● **Required work**: Copy out the material below line for line, keeping every character, number and space unchanged.
::: Task material :::
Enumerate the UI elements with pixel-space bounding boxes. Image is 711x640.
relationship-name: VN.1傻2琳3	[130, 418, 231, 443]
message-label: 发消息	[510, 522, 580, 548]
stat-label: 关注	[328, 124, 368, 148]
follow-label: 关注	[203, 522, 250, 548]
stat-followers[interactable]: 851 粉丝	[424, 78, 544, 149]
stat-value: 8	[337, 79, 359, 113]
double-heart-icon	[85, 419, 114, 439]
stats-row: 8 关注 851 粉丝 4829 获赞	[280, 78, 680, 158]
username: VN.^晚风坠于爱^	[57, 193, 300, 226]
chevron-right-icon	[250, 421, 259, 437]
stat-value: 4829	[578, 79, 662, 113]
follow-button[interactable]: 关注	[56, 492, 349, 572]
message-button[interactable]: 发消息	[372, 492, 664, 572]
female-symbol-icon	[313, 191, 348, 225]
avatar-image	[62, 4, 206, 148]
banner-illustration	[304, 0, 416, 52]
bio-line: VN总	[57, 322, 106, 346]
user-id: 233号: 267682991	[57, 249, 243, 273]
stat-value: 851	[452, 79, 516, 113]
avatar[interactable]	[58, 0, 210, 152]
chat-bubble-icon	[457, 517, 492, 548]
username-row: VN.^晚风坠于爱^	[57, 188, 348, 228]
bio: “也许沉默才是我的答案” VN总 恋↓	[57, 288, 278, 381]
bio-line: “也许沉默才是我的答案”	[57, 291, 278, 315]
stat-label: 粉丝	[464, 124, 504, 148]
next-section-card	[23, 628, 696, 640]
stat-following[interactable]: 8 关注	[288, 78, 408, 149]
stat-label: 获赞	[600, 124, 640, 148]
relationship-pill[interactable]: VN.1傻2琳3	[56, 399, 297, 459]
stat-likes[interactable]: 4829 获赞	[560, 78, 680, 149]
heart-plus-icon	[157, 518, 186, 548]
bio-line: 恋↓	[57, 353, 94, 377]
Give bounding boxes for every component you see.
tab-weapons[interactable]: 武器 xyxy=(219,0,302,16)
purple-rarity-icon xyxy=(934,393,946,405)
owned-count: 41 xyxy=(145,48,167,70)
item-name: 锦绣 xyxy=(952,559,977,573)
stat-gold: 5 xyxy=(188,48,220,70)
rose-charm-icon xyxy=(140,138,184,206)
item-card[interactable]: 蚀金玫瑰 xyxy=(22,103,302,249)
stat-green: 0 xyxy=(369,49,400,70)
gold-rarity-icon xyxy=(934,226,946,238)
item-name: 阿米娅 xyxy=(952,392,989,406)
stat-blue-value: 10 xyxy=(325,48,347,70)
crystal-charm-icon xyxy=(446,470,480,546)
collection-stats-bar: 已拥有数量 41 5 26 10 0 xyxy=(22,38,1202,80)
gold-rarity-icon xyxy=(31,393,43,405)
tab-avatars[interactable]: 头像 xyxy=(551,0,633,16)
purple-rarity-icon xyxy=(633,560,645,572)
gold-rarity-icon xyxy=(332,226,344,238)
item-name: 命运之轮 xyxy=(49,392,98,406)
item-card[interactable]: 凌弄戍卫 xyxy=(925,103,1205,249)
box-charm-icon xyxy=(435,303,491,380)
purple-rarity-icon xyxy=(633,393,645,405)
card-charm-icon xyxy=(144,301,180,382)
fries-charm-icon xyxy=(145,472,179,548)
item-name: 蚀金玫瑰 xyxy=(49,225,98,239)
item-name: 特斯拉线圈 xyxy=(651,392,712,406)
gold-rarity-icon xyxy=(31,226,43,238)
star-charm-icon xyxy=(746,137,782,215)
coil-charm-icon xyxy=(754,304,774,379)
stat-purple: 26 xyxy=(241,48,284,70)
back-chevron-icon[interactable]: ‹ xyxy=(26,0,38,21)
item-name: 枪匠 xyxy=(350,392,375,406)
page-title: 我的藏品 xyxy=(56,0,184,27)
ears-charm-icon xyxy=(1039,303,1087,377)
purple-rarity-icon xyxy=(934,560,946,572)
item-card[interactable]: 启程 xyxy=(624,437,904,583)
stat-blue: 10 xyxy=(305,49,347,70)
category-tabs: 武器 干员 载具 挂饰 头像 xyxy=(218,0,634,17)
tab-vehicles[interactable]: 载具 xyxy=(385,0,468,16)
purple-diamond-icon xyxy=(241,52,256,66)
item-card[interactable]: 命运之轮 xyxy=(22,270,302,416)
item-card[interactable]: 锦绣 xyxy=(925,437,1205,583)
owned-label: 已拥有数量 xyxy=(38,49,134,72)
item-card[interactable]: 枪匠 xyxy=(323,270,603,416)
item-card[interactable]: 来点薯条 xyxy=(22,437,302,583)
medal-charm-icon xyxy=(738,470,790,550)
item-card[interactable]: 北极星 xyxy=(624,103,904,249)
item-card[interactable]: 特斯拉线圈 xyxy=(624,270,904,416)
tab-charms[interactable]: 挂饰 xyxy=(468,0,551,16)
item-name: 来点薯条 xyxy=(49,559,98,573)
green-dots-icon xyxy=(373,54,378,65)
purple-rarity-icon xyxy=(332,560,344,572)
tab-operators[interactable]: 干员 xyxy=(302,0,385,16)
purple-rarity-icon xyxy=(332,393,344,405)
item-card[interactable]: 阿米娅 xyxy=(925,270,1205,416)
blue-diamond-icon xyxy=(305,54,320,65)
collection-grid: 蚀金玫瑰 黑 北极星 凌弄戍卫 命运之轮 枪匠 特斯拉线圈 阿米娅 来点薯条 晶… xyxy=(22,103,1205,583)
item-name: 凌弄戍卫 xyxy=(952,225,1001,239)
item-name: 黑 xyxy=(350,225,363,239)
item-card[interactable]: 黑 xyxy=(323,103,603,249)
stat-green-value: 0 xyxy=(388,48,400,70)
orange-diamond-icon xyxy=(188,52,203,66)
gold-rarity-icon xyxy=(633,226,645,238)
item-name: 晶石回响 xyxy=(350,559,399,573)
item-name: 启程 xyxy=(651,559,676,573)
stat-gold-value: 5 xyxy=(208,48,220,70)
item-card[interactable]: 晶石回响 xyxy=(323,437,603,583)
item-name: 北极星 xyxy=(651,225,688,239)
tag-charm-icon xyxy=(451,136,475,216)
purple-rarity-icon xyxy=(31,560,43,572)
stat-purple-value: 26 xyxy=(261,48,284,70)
:::
● **Correct answer**:
Enumerate the UI elements with pixel-space bounding boxes. Image is 711x640.
relationship-name: VN.1傻2琳3	[130, 418, 231, 443]
message-label: 发消息	[510, 522, 580, 548]
stat-label: 关注	[328, 124, 368, 148]
follow-label: 关注	[203, 522, 250, 548]
stat-followers[interactable]: 851 粉丝	[424, 78, 544, 149]
stat-value: 8	[337, 79, 359, 113]
double-heart-icon	[85, 419, 114, 439]
stats-row: 8 关注 851 粉丝 4829 获赞	[280, 78, 680, 158]
username: VN.^晚风坠于爱^	[57, 193, 300, 226]
chevron-right-icon	[250, 421, 259, 437]
stat-value: 4829	[578, 79, 662, 113]
follow-button[interactable]: 关注	[56, 492, 349, 572]
message-button[interactable]: 发消息	[372, 492, 664, 572]
female-symbol-icon	[313, 191, 348, 225]
avatar-image	[62, 4, 206, 148]
banner-illustration	[304, 0, 416, 52]
bio-line: VN总	[57, 322, 106, 346]
user-id: 233号: 267682991	[57, 249, 243, 273]
stat-value: 851	[452, 79, 516, 113]
avatar[interactable]	[58, 0, 210, 152]
chat-bubble-icon	[457, 517, 492, 548]
username-row: VN.^晚风坠于爱^	[57, 188, 348, 228]
bio: “也许沉默才是我的答案” VN总 恋↓	[57, 288, 278, 381]
bio-line: “也许沉默才是我的答案”	[57, 291, 278, 315]
stat-label: 粉丝	[464, 124, 504, 148]
next-section-card	[23, 628, 696, 640]
stat-following[interactable]: 8 关注	[288, 78, 408, 149]
stat-label: 获赞	[600, 124, 640, 148]
relationship-pill[interactable]: VN.1傻2琳3	[56, 399, 297, 459]
stat-likes[interactable]: 4829 获赞	[560, 78, 680, 149]
heart-plus-icon	[157, 518, 186, 548]
bio-line: 恋↓	[57, 353, 94, 377]
Give bounding boxes for every component you see.
tab-weapons[interactable]: 武器 xyxy=(219,0,302,16)
purple-rarity-icon xyxy=(934,393,946,405)
owned-count: 41 xyxy=(145,48,167,70)
item-name: 锦绣 xyxy=(952,559,977,573)
stat-gold: 5 xyxy=(188,48,220,70)
rose-charm-icon xyxy=(140,138,184,206)
item-card[interactable]: 蚀金玫瑰 xyxy=(22,103,302,249)
stat-green: 0 xyxy=(369,49,400,70)
gold-rarity-icon xyxy=(934,226,946,238)
item-name: 阿米娅 xyxy=(952,392,989,406)
stat-blue-value: 10 xyxy=(325,48,347,70)
crystal-charm-icon xyxy=(446,470,480,546)
collection-stats-bar: 已拥有数量 41 5 26 10 0 xyxy=(22,38,1202,80)
gold-rarity-icon xyxy=(31,393,43,405)
tab-avatars[interactable]: 头像 xyxy=(551,0,633,16)
purple-rarity-icon xyxy=(633,560,645,572)
gold-rarity-icon xyxy=(332,226,344,238)
item-name: 命运之轮 xyxy=(49,392,98,406)
item-card[interactable]: 凌弄戍卫 xyxy=(925,103,1205,249)
box-charm-icon xyxy=(435,303,491,380)
purple-rarity-icon xyxy=(633,393,645,405)
card-charm-icon xyxy=(144,301,180,382)
fries-charm-icon xyxy=(145,472,179,548)
item-name: 蚀金玫瑰 xyxy=(49,225,98,239)
item-name: 特斯拉线圈 xyxy=(651,392,712,406)
gold-rarity-icon xyxy=(31,226,43,238)
star-charm-icon xyxy=(746,137,782,215)
coil-charm-icon xyxy=(754,304,774,379)
stat-purple: 26 xyxy=(241,48,284,70)
back-chevron-icon[interactable]: ‹ xyxy=(26,0,38,21)
item-name: 枪匠 xyxy=(350,392,375,406)
page-title: 我的藏品 xyxy=(56,0,184,27)
ears-charm-icon xyxy=(1039,303,1087,377)
purple-rarity-icon xyxy=(934,560,946,572)
item-card[interactable]: 启程 xyxy=(624,437,904,583)
stat-blue: 10 xyxy=(305,49,347,70)
category-tabs: 武器 干员 载具 挂饰 头像 xyxy=(218,0,634,17)
tab-vehicles[interactable]: 载具 xyxy=(385,0,468,16)
purple-diamond-icon xyxy=(241,52,256,66)
item-card[interactable]: 命运之轮 xyxy=(22,270,302,416)
item-card[interactable]: 锦绣 xyxy=(925,437,1205,583)
owned-label: 已拥有数量 xyxy=(38,49,134,72)
item-card[interactable]: 枪匠 xyxy=(323,270,603,416)
item-card[interactable]: 来点薯条 xyxy=(22,437,302,583)
medal-charm-icon xyxy=(738,470,790,550)
item-card[interactable]: 北极星 xyxy=(624,103,904,249)
item-card[interactable]: 特斯拉线圈 xyxy=(624,270,904,416)
tab-charms[interactable]: 挂饰 xyxy=(468,0,551,16)
item-name: 来点薯条 xyxy=(49,559,98,573)
green-dots-icon xyxy=(373,54,378,65)
purple-rarity-icon xyxy=(332,560,344,572)
tab-operators[interactable]: 干员 xyxy=(302,0,385,16)
purple-rarity-icon xyxy=(332,393,344,405)
item-card[interactable]: 阿米娅 xyxy=(925,270,1205,416)
blue-diamond-icon xyxy=(305,54,320,65)
collection-grid: 蚀金玫瑰 黑 北极星 凌弄戍卫 命运之轮 枪匠 特斯拉线圈 阿米娅 来点薯条 晶… xyxy=(22,103,1205,583)
item-name: 凌弄戍卫 xyxy=(952,225,1001,239)
item-name: 黑 xyxy=(350,225,363,239)
item-card[interactable]: 黑 xyxy=(323,103,603,249)
stat-green-value: 0 xyxy=(388,48,400,70)
orange-diamond-icon xyxy=(188,52,203,66)
gold-rarity-icon xyxy=(633,226,645,238)
item-name: 晶石回响 xyxy=(350,559,399,573)
item-name: 启程 xyxy=(651,559,676,573)
stat-gold-value: 5 xyxy=(208,48,220,70)
item-card[interactable]: 晶石回响 xyxy=(323,437,603,583)
item-name: 北极星 xyxy=(651,225,688,239)
tag-charm-icon xyxy=(451,136,475,216)
purple-rarity-icon xyxy=(31,560,43,572)
stat-purple-value: 26 xyxy=(261,48,284,70)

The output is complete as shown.